[Extracted data entries]
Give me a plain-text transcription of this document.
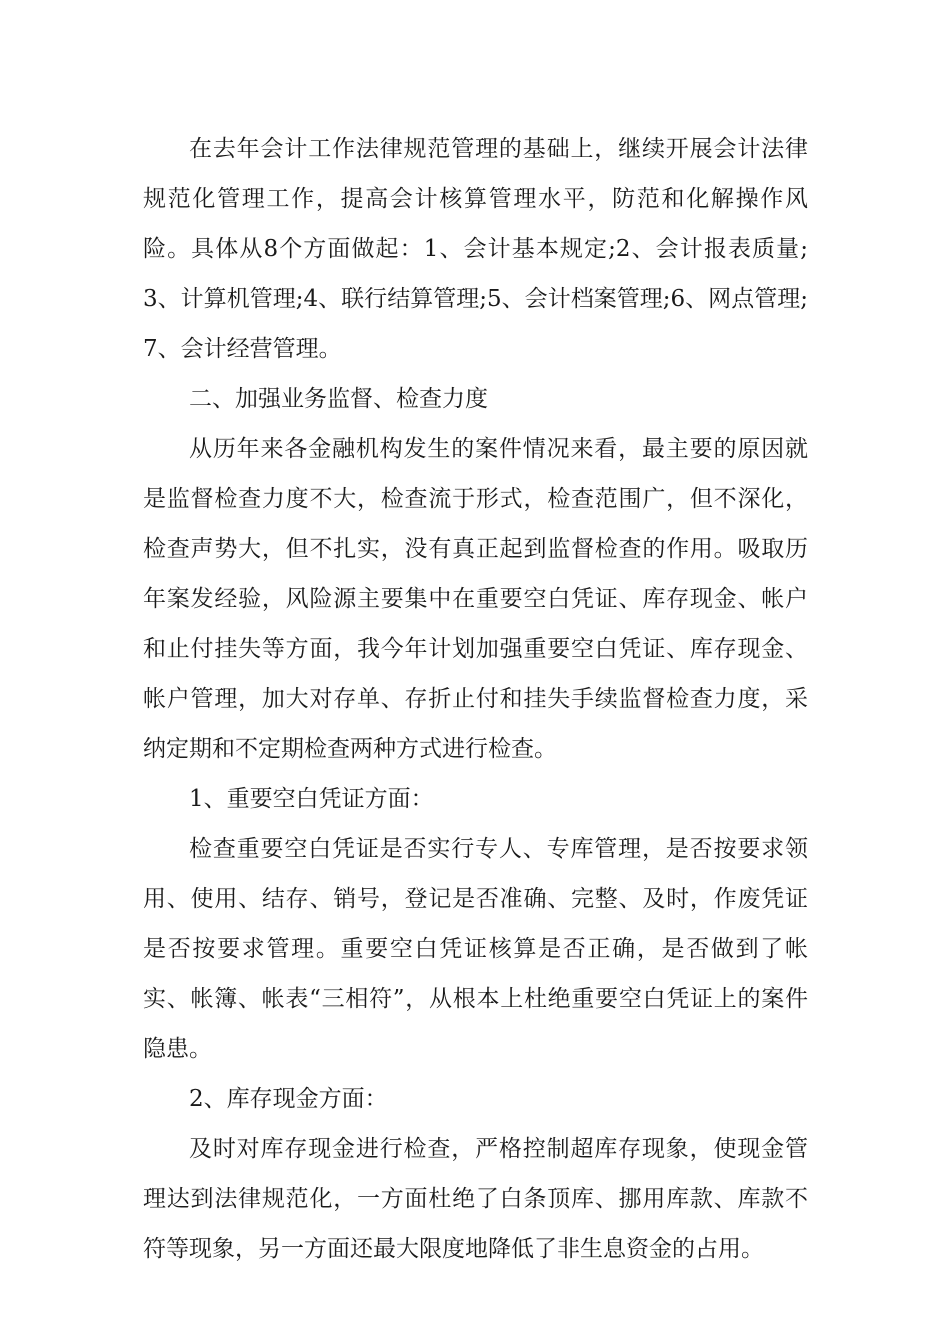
在去年会计工作法律规范管理的基础上，继续开展会计法律规范化管理工作，提高会计核算管理水平，防范和化解操作风险。具体从8个方面做起：1、会计基本规定;2、会计报表质量;3、计算机管理;4、联行结算管理;5、会计档案管理;6、网点管理;7、会计经营管理。

二、加强业务监督、检查力度

从历年来各金融机构发生的案件情况来看，最主要的原因就是监督检查力度不大，检查流于形式，检查范围广，但不深化，检查声势大，但不扎实，没有真正起到监督检查的作用。吸取历年案发经验，风险源主要集中在重要空白凭证、库存现金、帐户和止付挂失等方面，我今年计划加强重要空白凭证、库存现金、帐户管理，加大对存单、存折止付和挂失手续监督检查力度，采纳定期和不定期检查两种方式进行检查。

1、重要空白凭证方面：

检查重要空白凭证是否实行专人、专库管理，是否按要求领用、使用、结存、销号，登记是否准确、完整、及时，作废凭证是否按要求管理。重要空白凭证核算是否正确，是否做到了帐实、帐簿、帐表“三相符”，从根本上杜绝重要空白凭证上的案件隐患。

2、库存现金方面：

及时对库存现金进行检查，严格控制超库存现象，使现金管理达到法律规范化，一方面杜绝了白条顶库、挪用库款、库款不符等现象，另一方面还最大限度地降低了非生息资金的占用。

● What this task involves
Set down all the data again exactly as above, pictures excluded.

● Output of the exercise
Give me a plain-text transcription of this document.
在去年会计工作法律规范管理的基础上，继续开展会计法律规范化管理工作，提高会计核算管理水平，防范和化解操作风险。具体从8个方面做起：1、会计基本规定;2、会计报表质量;3、计算机管理;4、联行结算管理;5、会计档案管理;6、网点管理;7、会计经营管理。

二、加强业务监督、检查力度

从历年来各金融机构发生的案件情况来看，最主要的原因就是监督检查力度不大，检查流于形式，检查范围广，但不深化，检查声势大，但不扎实，没有真正起到监督检查的作用。吸取历年案发经验，风险源主要集中在重要空白凭证、库存现金、帐户和止付挂失等方面，我今年计划加强重要空白凭证、库存现金、帐户管理，加大对存单、存折止付和挂失手续监督检查力度，采纳定期和不定期检查两种方式进行检查。

1、重要空白凭证方面：

检查重要空白凭证是否实行专人、专库管理，是否按要求领用、使用、结存、销号，登记是否准确、完整、及时，作废凭证是否按要求管理。重要空白凭证核算是否正确，是否做到了帐实、帐簿、帐表“三相符”，从根本上杜绝重要空白凭证上的案件隐患。

2、库存现金方面：

及时对库存现金进行检查，严格控制超库存现象，使现金管理达到法律规范化，一方面杜绝了白条顶库、挪用库款、库款不符等现象，另一方面还最大限度地降低了非生息资金的占用。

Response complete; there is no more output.